** BEGIN Document extract **

DeWalt Thickness Planer DW735X – Best for the Money
This tabletop planer is a little pricey compared to others, but it’s a fantastic tool if you can manage the price. If the planer I use personally in my workshop. While it’s not a budget tool at first glance, I reckon I’ve saved money in the long run by purchasing a higher-quality machine initially.
It has a two-speed gearbox that lets you optimize your feeding speed. You can slow down the feed rate to give the blades some extra time to finish shearing the workpiece or speed things up during a busy day. It features three knife cutter heads and a fan-assisted vacuum that gets rid of wood chips so you can see the workpiece more clearly.
For added stability, the planer comes with an automatic carriage lock that reduces the movement of the stock as it goes through the planer. This is phenomenal when feeding longer stocks into the machine. The turret depth stop knob, which is thick and easy to grasp, has settings that let you go back to the thicknesses you use the most. I really like this aspect, since most boards tend to stick between a few different thicknesses.
Finally, the planer features a material removal gauge (like the Wen Benchtop Planer). All in all, it has everything you could need for just about any finishing job you’ve got in mind.
Buying Guide: What to Look for in a Great Value Planer
Whenever I’m shopping for new tools, I always focus on a few key aspects to help me narrow down my options. These are the attributes you should focus on when browsing for a wood planer for your workshop.
Type: Handheld or Tabletop/Bench?
There are two primary types of wood planers. The original planer tool was a handheld device, but modern technology has allowed for the creation of more powerful bench or tabletop planers that are just as good, if not better. So which should you choose?
In my experience, handheld planers are great for smaller jobs and smaller workshops. You can usually find these tools in small family garages in use from woodworkers who only produce a few workpieces each year. Handheld tools are easy to manage and don’t cost as much.
However, their handheld nature doesn’t necessarily mean they are more precise. In fact, bench or tabletop wood planers are often more precise than their handheld counterparts. It’s just a fact of life that a human hand isn’t quite as steady as an unmoving tabletop planer. If you’re a woodworker looking to get your dimensions down as precisely as possible, a tabletop planer probably your best bet.
In addition, tabletop planers can take stock or boards of much wider dimensions. Most tabletop planers can take boards between 12 and 13 inches wide depending on the exact model. Most affordable planers can only work on workpieces that are less than 4 inches wider so, although there is some variation.
Keep in mind that tabletop planers are more expensive and are not nearly as portable as handheld ones. All in all, the right woodworking planer will be matched with the kind of work you do. Even if they are more expensive, tabletop planers are often more valuable in the long run if you spend a lot of time in your workshop.
The blade material your planer brings to each workpiece can have a dramatic effect on the end result. Metal that’s too soft won’t do a good enough job on a workpiece. At the same time, of course, you don’t want your blade to be too hard and ruin your workpiece. Similarly, you should try to find planer blades that are reliable and long-lasting; no one wants to have to switch out their blades too frequently.
Carbide blades are always a good choice due to their long lifespan. But keep in mind that you need to purchase full carbide blades rather than carbide-tipped ones if you want the best bang for your buck. Carbide tipped blades are a little too prone to chipping for my tastes. However, carbide blades usually provide a great finish for your workpiece.

** END Document extract **
** BEGIN Data entries **

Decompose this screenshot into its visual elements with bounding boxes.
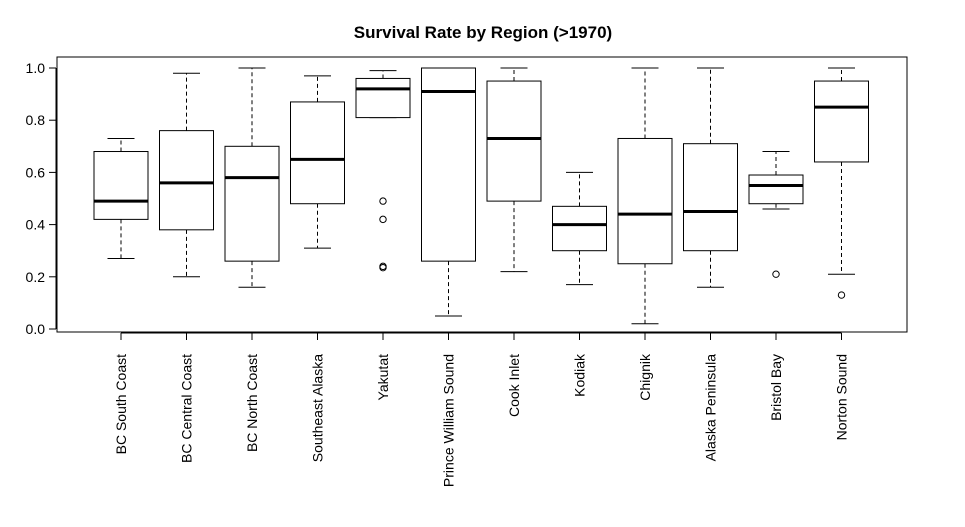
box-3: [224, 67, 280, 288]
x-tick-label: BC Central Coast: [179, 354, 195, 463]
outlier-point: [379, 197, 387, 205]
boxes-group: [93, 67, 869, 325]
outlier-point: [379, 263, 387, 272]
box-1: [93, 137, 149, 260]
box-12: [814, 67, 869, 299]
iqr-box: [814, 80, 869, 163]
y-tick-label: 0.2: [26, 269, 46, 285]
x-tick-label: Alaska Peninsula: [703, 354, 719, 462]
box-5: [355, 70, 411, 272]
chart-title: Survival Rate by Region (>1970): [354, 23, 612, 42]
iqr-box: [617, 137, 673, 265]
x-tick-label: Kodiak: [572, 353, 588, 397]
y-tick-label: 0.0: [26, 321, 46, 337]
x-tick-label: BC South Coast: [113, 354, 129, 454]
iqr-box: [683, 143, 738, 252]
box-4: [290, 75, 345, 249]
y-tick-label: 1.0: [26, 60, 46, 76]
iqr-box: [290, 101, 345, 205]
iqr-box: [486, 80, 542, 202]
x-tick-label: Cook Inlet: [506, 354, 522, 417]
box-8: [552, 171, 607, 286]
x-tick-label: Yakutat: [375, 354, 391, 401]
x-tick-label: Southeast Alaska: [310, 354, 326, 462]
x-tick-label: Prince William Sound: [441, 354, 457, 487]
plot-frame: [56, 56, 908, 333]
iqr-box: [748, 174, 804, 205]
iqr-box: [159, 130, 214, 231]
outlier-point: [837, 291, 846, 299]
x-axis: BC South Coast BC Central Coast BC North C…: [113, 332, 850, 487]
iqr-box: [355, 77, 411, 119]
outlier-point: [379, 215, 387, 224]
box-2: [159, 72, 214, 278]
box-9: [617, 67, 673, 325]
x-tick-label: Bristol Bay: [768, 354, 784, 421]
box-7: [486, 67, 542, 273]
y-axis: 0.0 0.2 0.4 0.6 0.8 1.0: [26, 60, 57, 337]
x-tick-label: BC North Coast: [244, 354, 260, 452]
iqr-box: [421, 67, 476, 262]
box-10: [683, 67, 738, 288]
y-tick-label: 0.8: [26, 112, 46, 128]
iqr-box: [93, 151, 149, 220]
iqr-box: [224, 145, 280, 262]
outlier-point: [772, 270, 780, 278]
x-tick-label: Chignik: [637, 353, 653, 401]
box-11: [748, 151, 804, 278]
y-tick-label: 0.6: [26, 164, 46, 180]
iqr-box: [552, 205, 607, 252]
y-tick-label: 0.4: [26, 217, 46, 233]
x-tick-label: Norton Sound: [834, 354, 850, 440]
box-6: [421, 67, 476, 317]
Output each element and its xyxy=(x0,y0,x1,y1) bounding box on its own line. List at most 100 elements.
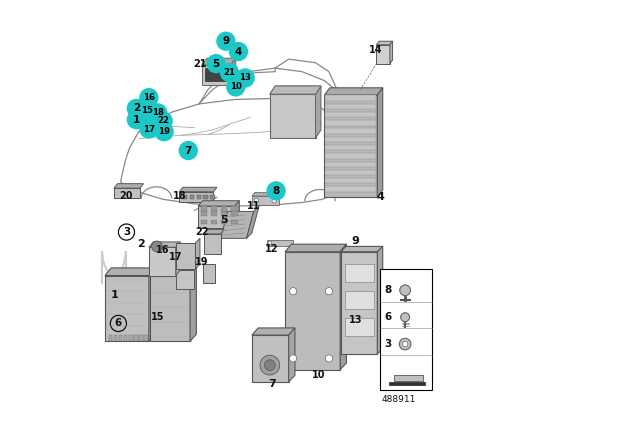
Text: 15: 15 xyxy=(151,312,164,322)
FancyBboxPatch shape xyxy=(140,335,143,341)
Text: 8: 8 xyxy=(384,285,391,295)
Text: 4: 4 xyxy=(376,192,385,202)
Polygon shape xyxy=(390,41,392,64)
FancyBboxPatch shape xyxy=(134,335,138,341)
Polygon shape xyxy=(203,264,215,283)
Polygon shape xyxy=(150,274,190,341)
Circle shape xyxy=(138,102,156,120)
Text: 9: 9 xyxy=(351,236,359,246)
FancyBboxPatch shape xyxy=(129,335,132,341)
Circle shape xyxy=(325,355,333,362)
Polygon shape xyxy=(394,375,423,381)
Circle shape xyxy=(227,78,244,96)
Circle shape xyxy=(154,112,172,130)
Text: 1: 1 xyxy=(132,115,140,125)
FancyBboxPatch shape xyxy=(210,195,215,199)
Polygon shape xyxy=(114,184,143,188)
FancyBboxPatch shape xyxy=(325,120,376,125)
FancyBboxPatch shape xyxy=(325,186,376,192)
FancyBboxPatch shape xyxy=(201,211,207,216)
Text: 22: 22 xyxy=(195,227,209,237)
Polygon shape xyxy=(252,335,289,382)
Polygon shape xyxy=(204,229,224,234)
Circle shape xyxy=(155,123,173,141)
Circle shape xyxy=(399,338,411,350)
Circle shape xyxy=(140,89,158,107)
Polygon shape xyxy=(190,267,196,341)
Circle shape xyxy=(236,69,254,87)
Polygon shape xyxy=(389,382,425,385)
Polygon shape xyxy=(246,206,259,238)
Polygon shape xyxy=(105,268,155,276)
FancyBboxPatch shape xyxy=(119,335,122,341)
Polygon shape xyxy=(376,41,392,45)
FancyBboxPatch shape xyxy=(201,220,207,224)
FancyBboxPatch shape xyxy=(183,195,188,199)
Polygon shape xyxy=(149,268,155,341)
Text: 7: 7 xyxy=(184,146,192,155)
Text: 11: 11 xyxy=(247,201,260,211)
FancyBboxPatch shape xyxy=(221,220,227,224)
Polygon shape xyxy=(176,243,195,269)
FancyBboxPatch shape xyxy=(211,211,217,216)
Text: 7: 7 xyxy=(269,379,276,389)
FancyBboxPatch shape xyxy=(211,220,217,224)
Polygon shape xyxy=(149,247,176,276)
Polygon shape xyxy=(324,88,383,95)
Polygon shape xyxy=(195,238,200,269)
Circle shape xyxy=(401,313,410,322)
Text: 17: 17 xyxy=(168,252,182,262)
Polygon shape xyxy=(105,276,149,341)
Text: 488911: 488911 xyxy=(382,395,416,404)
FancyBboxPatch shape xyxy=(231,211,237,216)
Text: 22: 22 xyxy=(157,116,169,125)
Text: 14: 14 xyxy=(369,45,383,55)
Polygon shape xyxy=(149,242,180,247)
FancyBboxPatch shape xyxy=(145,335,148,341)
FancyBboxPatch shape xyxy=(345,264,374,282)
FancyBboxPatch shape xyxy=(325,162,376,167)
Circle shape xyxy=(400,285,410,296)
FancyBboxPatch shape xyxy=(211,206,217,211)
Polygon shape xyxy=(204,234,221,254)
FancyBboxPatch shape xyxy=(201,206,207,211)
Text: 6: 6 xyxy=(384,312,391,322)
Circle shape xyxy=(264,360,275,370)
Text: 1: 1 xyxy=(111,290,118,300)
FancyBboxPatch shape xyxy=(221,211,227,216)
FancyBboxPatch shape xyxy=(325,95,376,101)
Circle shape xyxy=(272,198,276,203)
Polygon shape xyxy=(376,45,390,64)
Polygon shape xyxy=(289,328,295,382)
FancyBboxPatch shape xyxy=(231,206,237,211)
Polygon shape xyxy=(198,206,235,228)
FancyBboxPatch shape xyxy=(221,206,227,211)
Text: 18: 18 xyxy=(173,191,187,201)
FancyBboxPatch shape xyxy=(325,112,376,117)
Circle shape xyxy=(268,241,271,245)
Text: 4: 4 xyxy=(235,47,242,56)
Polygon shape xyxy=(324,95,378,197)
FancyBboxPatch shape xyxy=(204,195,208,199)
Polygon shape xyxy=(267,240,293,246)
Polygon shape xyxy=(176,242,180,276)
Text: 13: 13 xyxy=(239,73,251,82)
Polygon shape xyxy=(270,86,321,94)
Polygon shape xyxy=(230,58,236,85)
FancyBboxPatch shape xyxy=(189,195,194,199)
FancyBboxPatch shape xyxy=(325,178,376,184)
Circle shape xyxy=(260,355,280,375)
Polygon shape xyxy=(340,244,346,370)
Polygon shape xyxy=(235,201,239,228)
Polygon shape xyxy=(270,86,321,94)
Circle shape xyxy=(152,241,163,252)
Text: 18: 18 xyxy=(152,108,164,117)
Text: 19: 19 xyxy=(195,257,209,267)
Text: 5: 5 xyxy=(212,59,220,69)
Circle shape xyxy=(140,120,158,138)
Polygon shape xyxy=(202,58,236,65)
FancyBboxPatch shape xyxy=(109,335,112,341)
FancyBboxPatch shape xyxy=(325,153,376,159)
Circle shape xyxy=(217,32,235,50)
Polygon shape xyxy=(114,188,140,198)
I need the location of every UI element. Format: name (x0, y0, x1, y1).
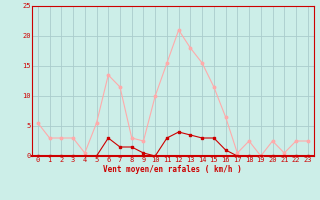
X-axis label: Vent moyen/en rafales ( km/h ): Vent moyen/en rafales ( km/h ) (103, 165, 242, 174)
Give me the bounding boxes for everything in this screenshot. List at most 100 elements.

** END Data entries **

**Goals**
A: Extract the passage of the planer review between "DeWalt Thickness Planer" and "higher-quality machine initially.", inclusive.
B: List every feature of the DeWalt DW735X that the planer review names.
The records have no connection to the planer review.

**Answers below**
A:
DeWalt Thickness Planer DW735X – Best for the Money
This tabletop planer is a little pricey compared to others, but it’s a fantastic tool if you can manage the price. If the planer I use personally in my workshop. While it’s not a budget tool at first glance, I reckon I’ve saved money in the long run by purchasing a higher-quality machine initially.

B:
- Two-speed gearbox
- Three knife cutter heads
- Fan-assisted vacuum
- Automatic carriage lock
- Turret depth stop knob
- Material removal gauge